(Data tied to figure images)

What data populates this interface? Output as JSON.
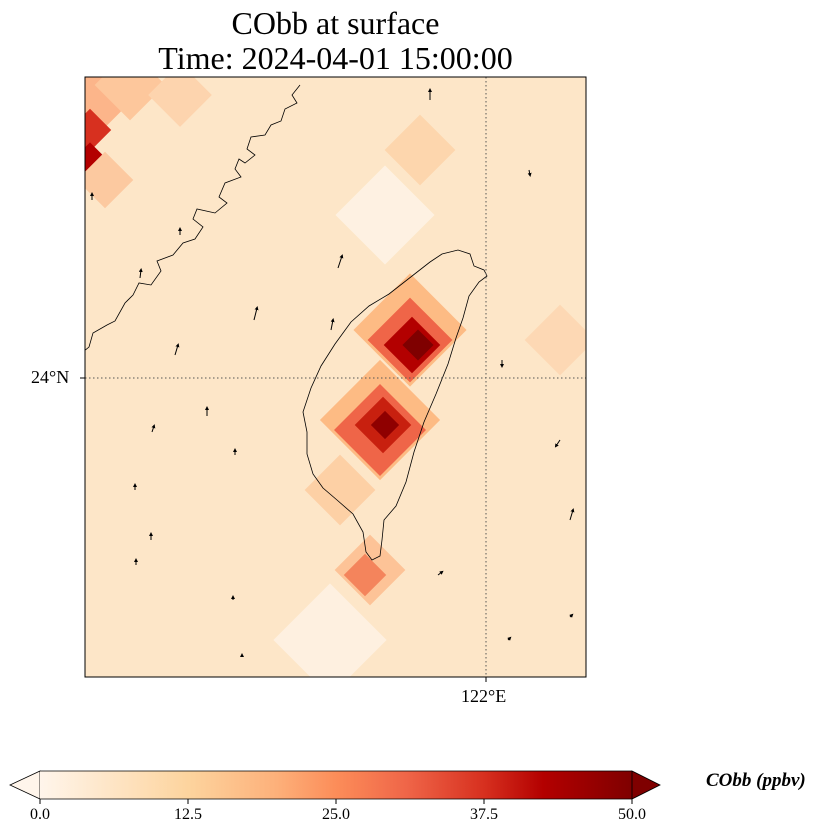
{
  "title": {
    "line1": "CObb at surface",
    "line2": "Time: 2024-04-01 15:00:00"
  },
  "map": {
    "lat_label": "24°N",
    "lon_label": "122°E",
    "variable": "CObb",
    "overlay": "wind-vector arrows",
    "peak_region": "central Taiwan"
  },
  "colorbar": {
    "label": "CObb (ppbv)",
    "ticks": [
      "0.0",
      "12.5",
      "25.0",
      "37.5",
      "50.0"
    ],
    "min": 0,
    "max": 50,
    "extend": "both",
    "colormap": [
      "#fff5eb",
      "#fdd49e",
      "#fdbb84",
      "#fc8d59",
      "#ef6548",
      "#d7301f",
      "#b30000",
      "#7f0000"
    ]
  }
}
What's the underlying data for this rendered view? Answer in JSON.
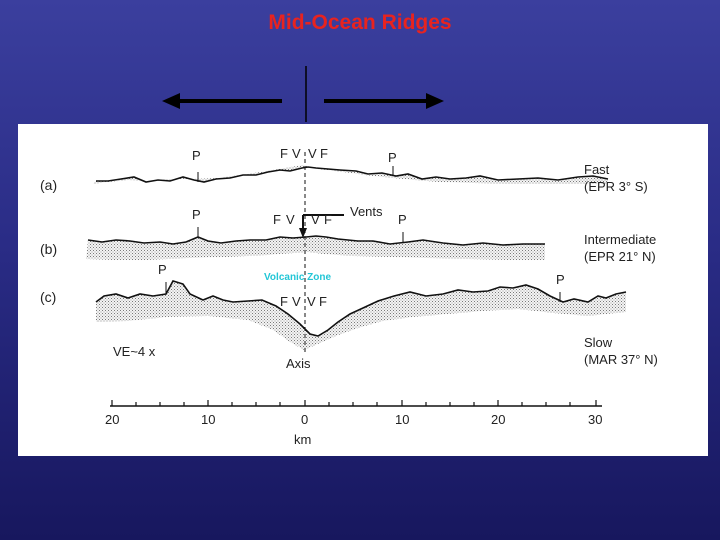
{
  "slide": {
    "title": "Mid-Ocean Ridges"
  },
  "profiles": [
    {
      "label": "(a)",
      "type": "Fast",
      "location": "(EPR 3° S)"
    },
    {
      "label": "(b)",
      "type": "Intermediate",
      "location": "(EPR 21° N)"
    },
    {
      "label": "(c)",
      "type": "Slow",
      "location": "(MAR 37° N)"
    }
  ],
  "annotations": {
    "p": "P",
    "f": "F",
    "v": "V",
    "vents": "Vents",
    "volcanic_zone": "Volcanic Zone",
    "axis": "Axis",
    "ve": "VE~4 x"
  },
  "scale": {
    "ticks": [
      "20",
      "10",
      "0",
      "10",
      "20",
      "30"
    ],
    "unit": "km"
  },
  "colors": {
    "title": "#e8231f",
    "volcanic_zone": "#22c6d6",
    "background_top": "#3b3f9e",
    "background_bottom": "#17175e"
  }
}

-- Given request --
Whenever "JSON" turns up in a line, pick that line out.

-- Exercise solution --
What data populates this interface? Output as JSON.
What's the underlying data for this rendered view? Answer in JSON.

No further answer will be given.